● **DIRECTIONS FOR THIS TASK**: Print every entry word for word, but omit the pictures.

[DATA SHOWN start]

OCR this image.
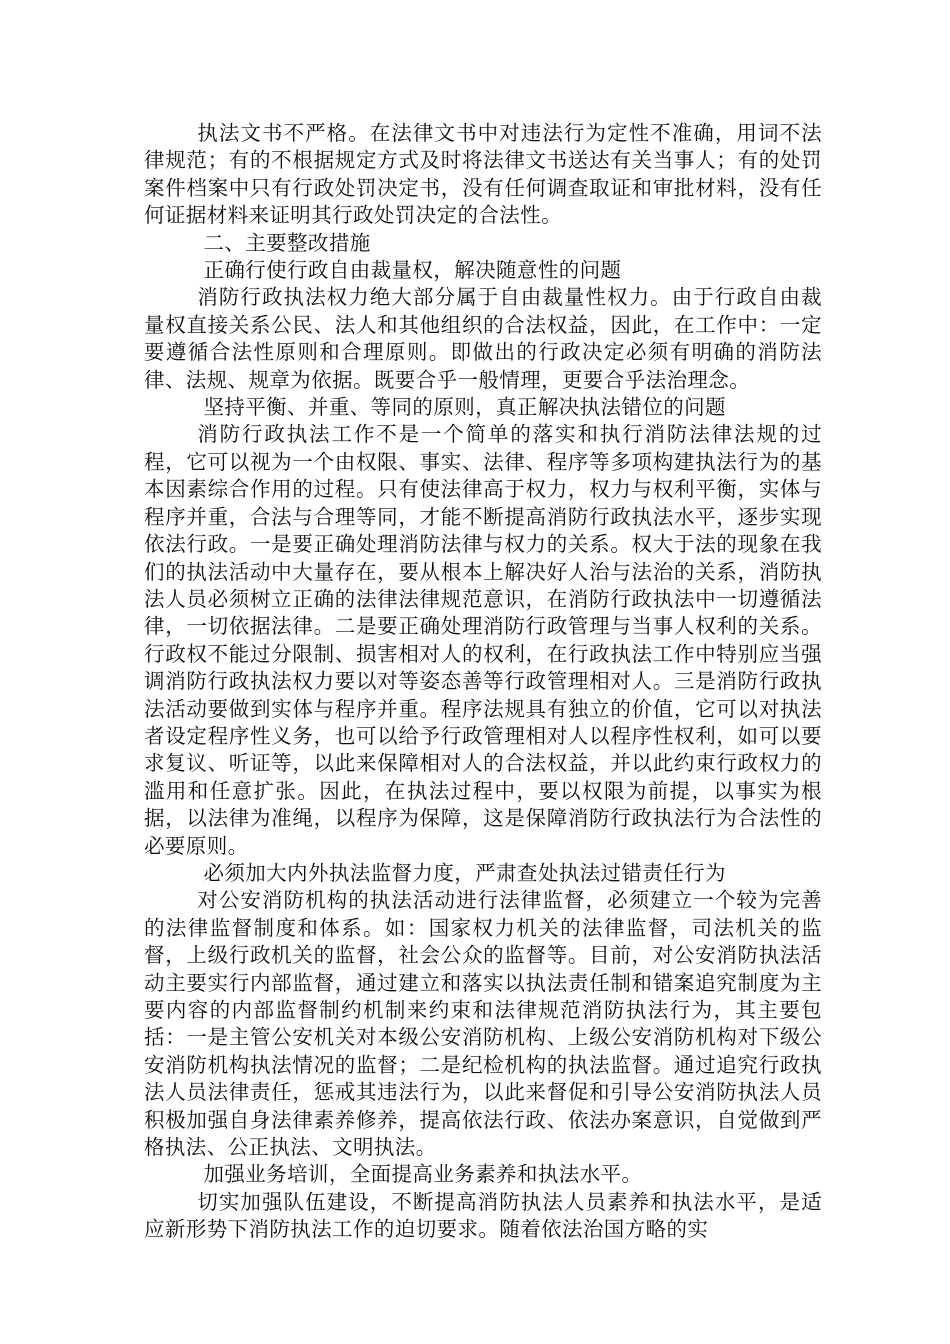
执法文书不严格。在法律文书中对违法行为定性不准确，用词不法律规范；有的不根据规定方式及时将法律文书送达有关当事人；有的处罚案件档案中只有行政处罚决定书，没有任何调查取证和审批材料，没有任何证据材料来证明其行政处罚决定的合法性。

二、主要整改措施

正确行使行政自由裁量权，解决随意性的问题

消防行政执法权力绝大部分属于自由裁量性权力。由于行政自由裁量权直接关系公民、法人和其他组织的合法权益，因此，在工作中：一定要遵循合法性原则和合理原则。即做出的行政决定必须有明确的消防法律、法规、规章为依据。既要合乎一般情理，更要合乎法治理念。

坚持平衡、并重、等同的原则，真正解决执法错位的问题

消防行政执法工作不是一个简单的落实和执行消防法律法规的过程，它可以视为一个由权限、事实、法律、程序等多项构建执法行为的基本因素综合作用的过程。只有使法律高于权力，权力与权利平衡，实体与程序并重，合法与合理等同，才能不断提高消防行政执法水平，逐步实现依法行政。一是要正确处理消防法律与权力的关系。权大于法的现象在我们的执法活动中大量存在，要从根本上解决好人治与法治的关系，消防执法人员必须树立正确的法律法律规范意识，在消防行政执法中一切遵循法律，一切依据法律。二是要正确处理消防行政管理与当事人权利的关系。行政权不能过分限制、损害相对人的权利，在行政执法工作中特别应当强调消防行政执法权力要以对等姿态善等行政管理相对人。三是消防行政执法活动要做到实体与程序并重。程序法规具有独立的价值，它可以对执法者设定程序性义务，也可以给予行政管理相对人以程序性权利，如可以要求复议、听证等，以此来保障相对人的合法权益，并以此约束行政权力的滥用和任意扩张。因此，在执法过程中，要以权限为前提，以事实为根据，以法律为准绳，以程序为保障，这是保障消防行政执法行为合法性的必要原则。

必须加大内外执法监督力度，严肃查处执法过错责任行为

对公安消防机构的执法活动进行法律监督，必须建立一个较为完善的法律监督制度和体系。如：国家权力机关的法律监督，司法机关的监督，上级行政机关的监督，社会公众的监督等。目前，对公安消防执法活动主要实行内部监督，通过建立和落实以执法责任制和错案追究制度为主要内容的内部监督制约机制来约束和法律规范消防执法行为，其主要包括：一是主管公安机关对本级公安消防机构、上级公安消防机构对下级公安消防机构执法情况的监督；二是纪检机构的执法监督。通过追究行政执法人员法律责任，惩戒其违法行为，以此来督促和引导公安消防执法人员积极加强自身法律素养修养，提高依法行政、依法办案意识，自觉做到严格执法、公正执法、文明执法。

加强业务培训，全面提高业务素养和执法水平。

切实加强队伍建设，不断提高消防执法人员素养和执法水平，是适应新形势下消防执法工作的迫切要求。随着依法治国方略的实
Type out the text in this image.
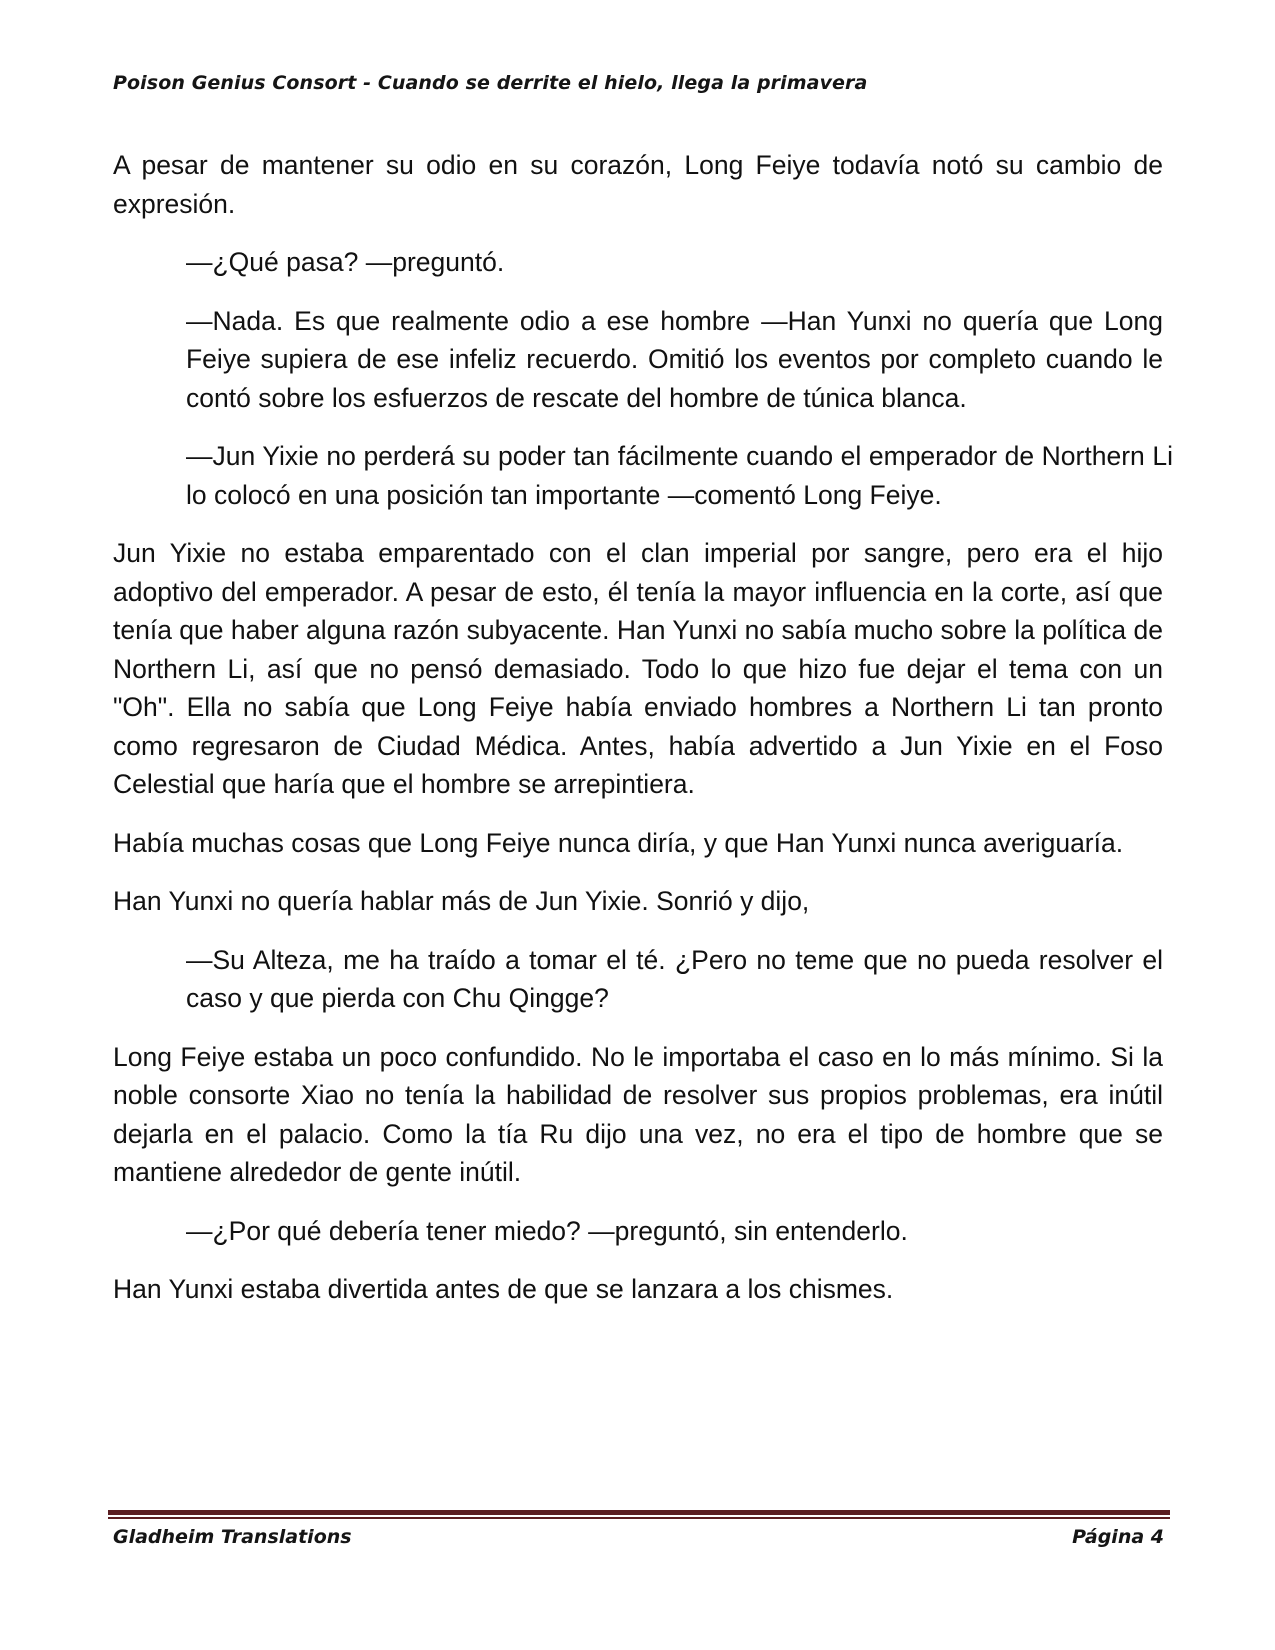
Poison Genius Consort - Cuando se derrite el hielo, llega la primavera

A pesar de mantener su odio en su corazón, Long Feiye todavía notó su cambio de expresión.

—¿Qué pasa? —preguntó.

—Nada. Es que realmente odio a ese hombre —Han Yunxi no quería que Long Feiye supiera de ese infeliz recuerdo. Omitió los eventos por completo cuando le contó sobre los esfuerzos de rescate del hombre de túnica blanca.

—Jun Yixie no perderá su poder tan fácilmente cuando el emperador de Northern Li lo colocó en una posición tan importante —comentó Long Feiye.

Jun Yixie no estaba emparentado con el clan imperial por sangre, pero era el hijo adoptivo del emperador. A pesar de esto, él tenía la mayor influencia en la corte, así que tenía que haber alguna razón subyacente. Han Yunxi no sabía mucho sobre la política de Northern Li, así que no pensó demasiado. Todo lo que hizo fue dejar el tema con un "Oh". Ella no sabía que Long Feiye había enviado hombres a Northern Li tan pronto como regresaron de Ciudad Médica. Antes, había advertido a Jun Yixie en el Foso Celestial que haría que el hombre se arrepintiera.

Había muchas cosas que Long Feiye nunca diría, y que Han Yunxi nunca averiguaría.

Han Yunxi no quería hablar más de Jun Yixie. Sonrió y dijo,

—Su Alteza, me ha traído a tomar el té. ¿Pero no teme que no pueda resolver el caso y que pierda con Chu Qingge?

Long Feiye estaba un poco confundido. No le importaba el caso en lo más mínimo. Si la noble consorte Xiao no tenía la habilidad de resolver sus propios problemas, era inútil dejarla en el palacio. Como la tía Ru dijo una vez, no era el tipo de hombre que se mantiene alrededor de gente inútil.

—¿Por qué debería tener miedo? —preguntó, sin entenderlo.

Han Yunxi estaba divertida antes de que se lanzara a los chismes.

Gladheim Translations	Página 4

[DATA SHOWN end]

● **ANSWER IN FULL**:
OCR this image.
执法文书不严格。在法律文书中对违法行为定性不准确，用词不法律规范；有的不根据规定方式及时将法律文书送达有关当事人；有的处罚案件档案中只有行政处罚决定书，没有任何调查取证和审批材料，没有任何证据材料来证明其行政处罚决定的合法性。

二、主要整改措施

正确行使行政自由裁量权，解决随意性的问题

消防行政执法权力绝大部分属于自由裁量性权力。由于行政自由裁量权直接关系公民、法人和其他组织的合法权益，因此，在工作中：一定要遵循合法性原则和合理原则。即做出的行政决定必须有明确的消防法律、法规、规章为依据。既要合乎一般情理，更要合乎法治理念。

坚持平衡、并重、等同的原则，真正解决执法错位的问题

消防行政执法工作不是一个简单的落实和执行消防法律法规的过程，它可以视为一个由权限、事实、法律、程序等多项构建执法行为的基本因素综合作用的过程。只有使法律高于权力，权力与权利平衡，实体与程序并重，合法与合理等同，才能不断提高消防行政执法水平，逐步实现依法行政。一是要正确处理消防法律与权力的关系。权大于法的现象在我们的执法活动中大量存在，要从根本上解决好人治与法治的关系，消防执法人员必须树立正确的法律法律规范意识，在消防行政执法中一切遵循法律，一切依据法律。二是要正确处理消防行政管理与当事人权利的关系。行政权不能过分限制、损害相对人的权利，在行政执法工作中特别应当强调消防行政执法权力要以对等姿态善等行政管理相对人。三是消防行政执法活动要做到实体与程序并重。程序法规具有独立的价值，它可以对执法者设定程序性义务，也可以给予行政管理相对人以程序性权利，如可以要求复议、听证等，以此来保障相对人的合法权益，并以此约束行政权力的滥用和任意扩张。因此，在执法过程中，要以权限为前提，以事实为根据，以法律为准绳，以程序为保障，这是保障消防行政执法行为合法性的必要原则。

必须加大内外执法监督力度，严肃查处执法过错责任行为

对公安消防机构的执法活动进行法律监督，必须建立一个较为完善的法律监督制度和体系。如：国家权力机关的法律监督，司法机关的监督，上级行政机关的监督，社会公众的监督等。目前，对公安消防执法活动主要实行内部监督，通过建立和落实以执法责任制和错案追究制度为主要内容的内部监督制约机制来约束和法律规范消防执法行为，其主要包括：一是主管公安机关对本级公安消防机构、上级公安消防机构对下级公安消防机构执法情况的监督；二是纪检机构的执法监督。通过追究行政执法人员法律责任，惩戒其违法行为，以此来督促和引导公安消防执法人员积极加强自身法律素养修养，提高依法行政、依法办案意识，自觉做到严格执法、公正执法、文明执法。

加强业务培训，全面提高业务素养和执法水平。

切实加强队伍建设，不断提高消防执法人员素养和执法水平，是适应新形势下消防执法工作的迫切要求。随着依法治国方略的实
Type out the text in this image.
Poison Genius Consort - Cuando se derrite el hielo, llega la primavera

A pesar de mantener su odio en su corazón, Long Feiye todavía notó su cambio de expresión.

—¿Qué pasa? —preguntó.

—Nada. Es que realmente odio a ese hombre —Han Yunxi no quería que Long Feiye supiera de ese infeliz recuerdo. Omitió los eventos por completo cuando le contó sobre los esfuerzos de rescate del hombre de túnica blanca.

—Jun Yixie no perderá su poder tan fácilmente cuando el emperador de Northern Li lo colocó en una posición tan importante —comentó Long Feiye.

Jun Yixie no estaba emparentado con el clan imperial por sangre, pero era el hijo adoptivo del emperador. A pesar de esto, él tenía la mayor influencia en la corte, así que tenía que haber alguna razón subyacente. Han Yunxi no sabía mucho sobre la política de Northern Li, así que no pensó demasiado. Todo lo que hizo fue dejar el tema con un "Oh". Ella no sabía que Long Feiye había enviado hombres a Northern Li tan pronto como regresaron de Ciudad Médica. Antes, había advertido a Jun Yixie en el Foso Celestial que haría que el hombre se arrepintiera.

Había muchas cosas que Long Feiye nunca diría, y que Han Yunxi nunca averiguaría.

Han Yunxi no quería hablar más de Jun Yixie. Sonrió y dijo,

—Su Alteza, me ha traído a tomar el té. ¿Pero no teme que no pueda resolver el caso y que pierda con Chu Qingge?

Long Feiye estaba un poco confundido. No le importaba el caso en lo más mínimo. Si la noble consorte Xiao no tenía la habilidad de resolver sus propios problemas, era inútil dejarla en el palacio. Como la tía Ru dijo una vez, no era el tipo de hombre que se mantiene alrededor de gente inútil.

—¿Por qué debería tener miedo? —preguntó, sin entenderlo.

Han Yunxi estaba divertida antes de que se lanzara a los chismes.

Gladheim Translations	Página 4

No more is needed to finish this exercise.